[Start of Supplied data]
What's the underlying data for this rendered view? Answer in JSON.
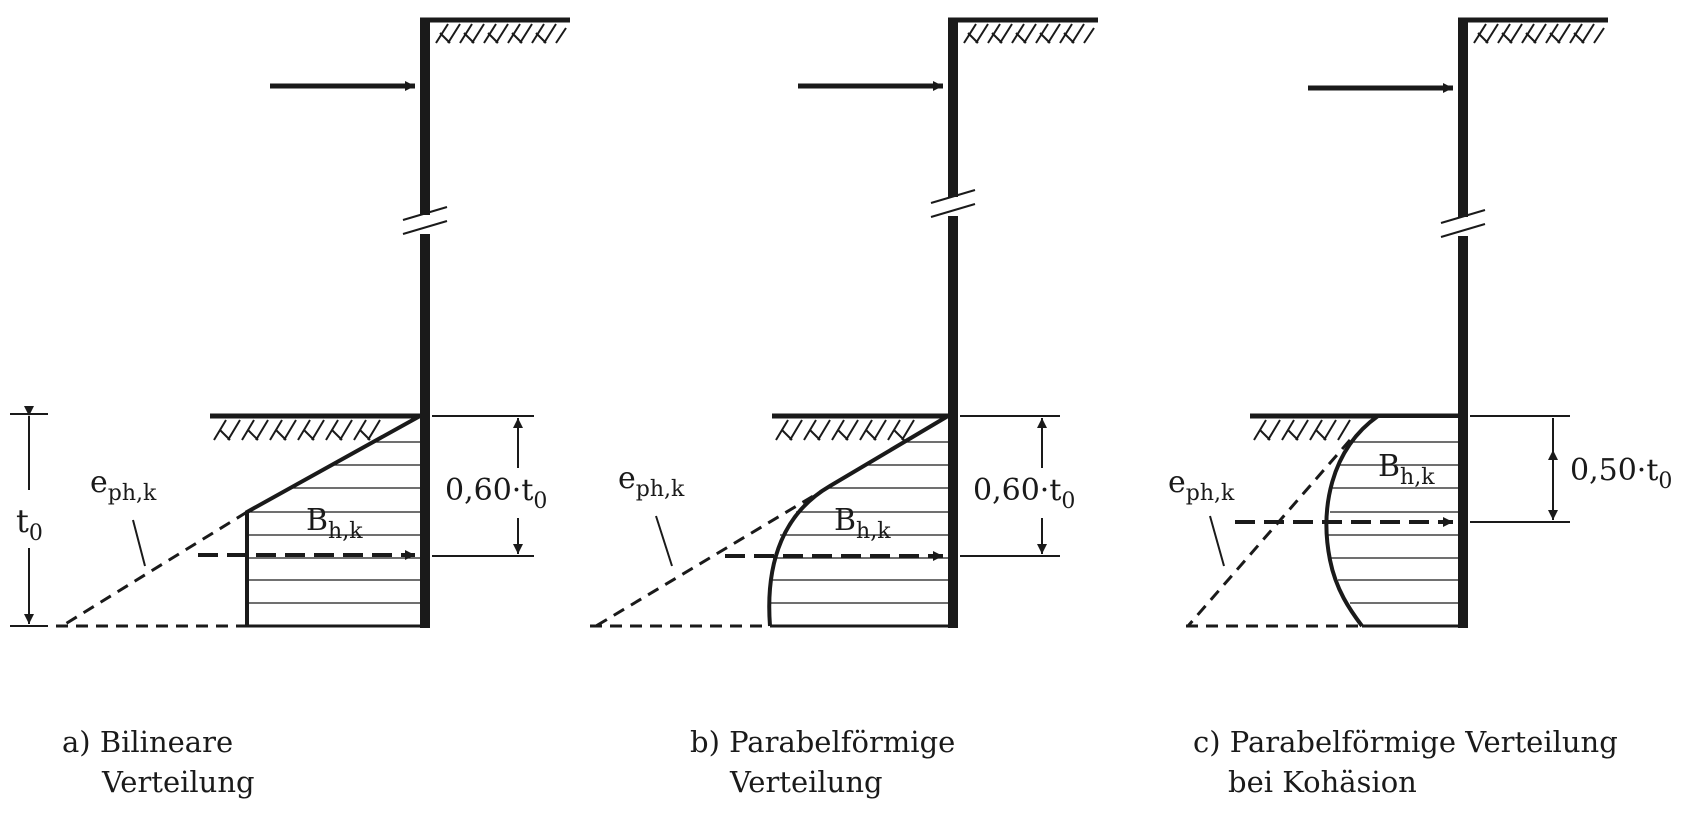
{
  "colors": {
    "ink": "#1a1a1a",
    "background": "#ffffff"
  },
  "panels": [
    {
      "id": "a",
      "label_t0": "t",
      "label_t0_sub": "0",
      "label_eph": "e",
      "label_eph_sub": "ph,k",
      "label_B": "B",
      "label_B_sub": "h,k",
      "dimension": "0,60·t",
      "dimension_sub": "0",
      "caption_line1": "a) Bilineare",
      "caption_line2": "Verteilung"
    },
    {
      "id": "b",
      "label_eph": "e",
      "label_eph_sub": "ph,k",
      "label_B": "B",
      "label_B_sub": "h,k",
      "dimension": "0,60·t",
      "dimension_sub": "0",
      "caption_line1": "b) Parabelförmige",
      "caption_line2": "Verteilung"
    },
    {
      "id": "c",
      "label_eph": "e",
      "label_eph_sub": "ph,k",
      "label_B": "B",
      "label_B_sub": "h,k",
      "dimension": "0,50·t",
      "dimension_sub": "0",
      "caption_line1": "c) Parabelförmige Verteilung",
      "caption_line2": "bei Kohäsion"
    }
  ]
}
[End of Supplied data]
[Start of Supplied data]
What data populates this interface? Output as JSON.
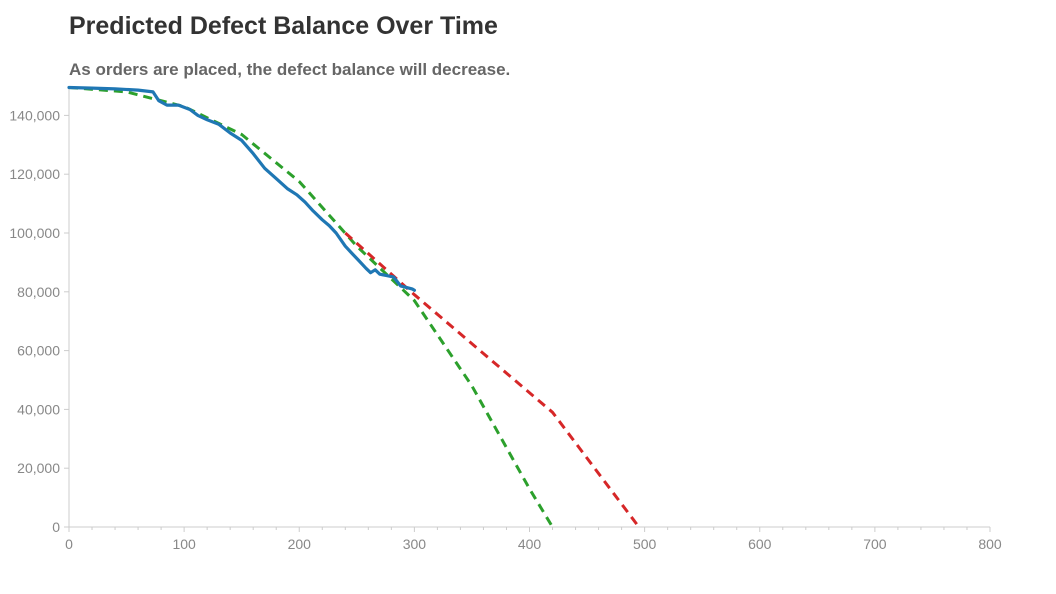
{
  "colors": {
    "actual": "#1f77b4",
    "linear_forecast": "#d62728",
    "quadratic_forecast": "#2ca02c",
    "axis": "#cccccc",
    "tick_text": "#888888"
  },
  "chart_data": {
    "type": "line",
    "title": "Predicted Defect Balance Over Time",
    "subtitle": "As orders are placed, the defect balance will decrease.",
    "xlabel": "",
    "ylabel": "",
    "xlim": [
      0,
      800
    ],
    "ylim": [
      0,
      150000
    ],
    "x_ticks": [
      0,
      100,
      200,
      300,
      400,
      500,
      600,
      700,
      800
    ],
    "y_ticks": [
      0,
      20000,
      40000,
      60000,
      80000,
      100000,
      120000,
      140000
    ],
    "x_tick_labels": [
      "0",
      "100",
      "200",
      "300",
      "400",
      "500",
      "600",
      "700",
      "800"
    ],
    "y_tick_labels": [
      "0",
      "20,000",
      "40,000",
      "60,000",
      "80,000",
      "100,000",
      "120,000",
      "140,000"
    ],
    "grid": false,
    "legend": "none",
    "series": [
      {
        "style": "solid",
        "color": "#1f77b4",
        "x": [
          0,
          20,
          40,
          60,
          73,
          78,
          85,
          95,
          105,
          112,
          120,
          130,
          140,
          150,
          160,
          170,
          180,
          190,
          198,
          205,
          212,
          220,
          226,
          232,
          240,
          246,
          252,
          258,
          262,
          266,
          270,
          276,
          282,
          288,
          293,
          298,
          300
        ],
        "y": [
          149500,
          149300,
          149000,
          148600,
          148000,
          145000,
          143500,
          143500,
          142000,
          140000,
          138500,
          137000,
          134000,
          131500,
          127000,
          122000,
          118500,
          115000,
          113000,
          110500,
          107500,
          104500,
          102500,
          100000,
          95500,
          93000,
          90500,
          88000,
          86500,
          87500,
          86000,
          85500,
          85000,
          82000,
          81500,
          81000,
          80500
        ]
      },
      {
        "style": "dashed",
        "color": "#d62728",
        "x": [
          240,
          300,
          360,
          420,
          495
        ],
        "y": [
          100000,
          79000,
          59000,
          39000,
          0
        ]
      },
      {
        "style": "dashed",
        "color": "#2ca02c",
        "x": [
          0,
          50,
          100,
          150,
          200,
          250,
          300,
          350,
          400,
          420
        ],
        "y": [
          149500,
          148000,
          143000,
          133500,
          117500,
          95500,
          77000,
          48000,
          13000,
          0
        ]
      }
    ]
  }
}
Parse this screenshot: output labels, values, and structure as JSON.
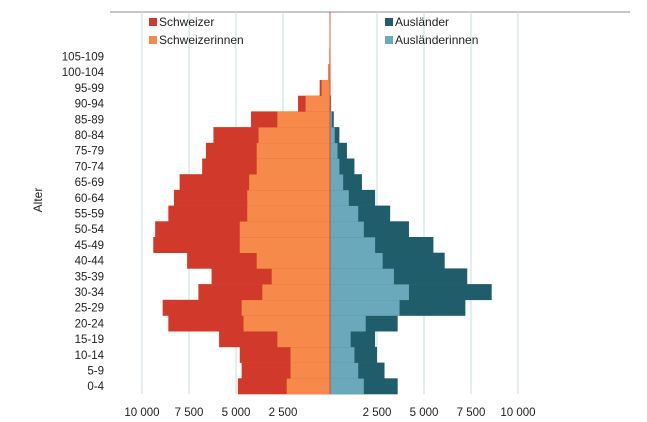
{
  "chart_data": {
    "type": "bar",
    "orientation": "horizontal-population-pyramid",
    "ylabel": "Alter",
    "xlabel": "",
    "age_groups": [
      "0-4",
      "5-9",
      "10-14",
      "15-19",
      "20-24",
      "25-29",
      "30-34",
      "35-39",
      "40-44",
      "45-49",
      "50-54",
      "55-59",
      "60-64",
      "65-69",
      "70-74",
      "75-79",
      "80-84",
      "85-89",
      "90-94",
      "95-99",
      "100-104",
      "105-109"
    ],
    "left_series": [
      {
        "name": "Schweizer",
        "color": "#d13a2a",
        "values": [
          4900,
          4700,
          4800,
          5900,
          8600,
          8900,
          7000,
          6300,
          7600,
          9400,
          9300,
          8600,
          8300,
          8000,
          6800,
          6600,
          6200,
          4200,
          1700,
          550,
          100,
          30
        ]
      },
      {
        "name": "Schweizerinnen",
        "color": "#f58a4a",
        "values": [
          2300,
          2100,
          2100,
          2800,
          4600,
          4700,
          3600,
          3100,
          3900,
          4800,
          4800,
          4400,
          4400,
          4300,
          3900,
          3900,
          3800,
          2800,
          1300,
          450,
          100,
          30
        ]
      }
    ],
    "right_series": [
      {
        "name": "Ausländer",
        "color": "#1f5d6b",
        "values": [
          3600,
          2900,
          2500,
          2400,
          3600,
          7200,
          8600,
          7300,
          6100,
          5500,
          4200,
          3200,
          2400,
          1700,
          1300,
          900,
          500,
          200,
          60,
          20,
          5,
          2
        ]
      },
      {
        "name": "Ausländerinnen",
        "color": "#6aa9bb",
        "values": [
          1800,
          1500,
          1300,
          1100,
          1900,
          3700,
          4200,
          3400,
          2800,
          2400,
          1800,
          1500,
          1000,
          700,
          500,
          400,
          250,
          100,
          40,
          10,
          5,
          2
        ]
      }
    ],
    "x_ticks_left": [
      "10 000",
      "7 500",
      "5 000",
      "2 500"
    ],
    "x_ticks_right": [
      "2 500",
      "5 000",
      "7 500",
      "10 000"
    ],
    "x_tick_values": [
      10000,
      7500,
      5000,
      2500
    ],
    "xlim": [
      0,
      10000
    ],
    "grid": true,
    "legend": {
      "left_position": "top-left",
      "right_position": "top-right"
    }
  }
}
[End of Supplied data]
[Start of Supplied data]
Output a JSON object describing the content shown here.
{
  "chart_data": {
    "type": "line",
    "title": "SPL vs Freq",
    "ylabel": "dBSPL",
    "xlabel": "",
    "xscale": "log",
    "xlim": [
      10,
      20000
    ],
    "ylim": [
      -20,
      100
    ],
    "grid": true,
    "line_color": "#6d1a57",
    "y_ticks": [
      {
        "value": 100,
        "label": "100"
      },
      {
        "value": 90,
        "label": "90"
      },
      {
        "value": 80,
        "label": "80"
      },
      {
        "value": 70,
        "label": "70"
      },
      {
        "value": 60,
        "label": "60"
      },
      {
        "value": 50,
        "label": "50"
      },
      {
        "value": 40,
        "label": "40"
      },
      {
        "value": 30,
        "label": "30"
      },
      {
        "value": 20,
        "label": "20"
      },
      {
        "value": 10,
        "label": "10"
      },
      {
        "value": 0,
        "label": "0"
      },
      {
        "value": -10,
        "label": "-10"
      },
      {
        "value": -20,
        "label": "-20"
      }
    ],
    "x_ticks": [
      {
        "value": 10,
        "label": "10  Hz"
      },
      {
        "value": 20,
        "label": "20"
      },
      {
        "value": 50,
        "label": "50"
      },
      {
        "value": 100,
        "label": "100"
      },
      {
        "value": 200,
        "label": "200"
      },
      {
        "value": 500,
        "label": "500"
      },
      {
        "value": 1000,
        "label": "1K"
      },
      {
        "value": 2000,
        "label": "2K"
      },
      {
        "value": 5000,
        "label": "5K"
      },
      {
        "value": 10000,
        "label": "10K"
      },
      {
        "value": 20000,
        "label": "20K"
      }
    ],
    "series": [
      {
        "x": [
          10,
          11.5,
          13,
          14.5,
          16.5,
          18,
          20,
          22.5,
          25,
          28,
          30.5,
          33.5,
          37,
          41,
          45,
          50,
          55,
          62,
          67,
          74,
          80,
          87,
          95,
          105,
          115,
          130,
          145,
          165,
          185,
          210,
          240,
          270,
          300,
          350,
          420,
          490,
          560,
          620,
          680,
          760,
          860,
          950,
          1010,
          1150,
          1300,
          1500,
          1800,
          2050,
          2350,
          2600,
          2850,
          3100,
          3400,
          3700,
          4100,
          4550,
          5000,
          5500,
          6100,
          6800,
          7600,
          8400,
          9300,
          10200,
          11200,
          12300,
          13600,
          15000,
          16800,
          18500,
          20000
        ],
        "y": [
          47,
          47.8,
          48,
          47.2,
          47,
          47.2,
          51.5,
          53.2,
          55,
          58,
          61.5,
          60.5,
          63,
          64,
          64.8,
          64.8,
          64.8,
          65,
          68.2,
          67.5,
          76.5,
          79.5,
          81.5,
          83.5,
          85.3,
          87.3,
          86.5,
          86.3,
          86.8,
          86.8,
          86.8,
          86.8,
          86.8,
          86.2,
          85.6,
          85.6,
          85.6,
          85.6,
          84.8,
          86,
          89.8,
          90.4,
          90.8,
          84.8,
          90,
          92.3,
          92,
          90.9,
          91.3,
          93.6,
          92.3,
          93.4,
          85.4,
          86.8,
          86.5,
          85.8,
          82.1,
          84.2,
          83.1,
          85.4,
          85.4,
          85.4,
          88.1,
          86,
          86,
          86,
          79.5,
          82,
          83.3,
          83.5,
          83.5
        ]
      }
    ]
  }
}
[End of Supplied data]
■ Short problem
Search the lines for "What". Copy each line that has it.

■ Answer to this task
What's the underlying data for this rendered view? Answer in JSON.
What data populates this interface? Output as JSON.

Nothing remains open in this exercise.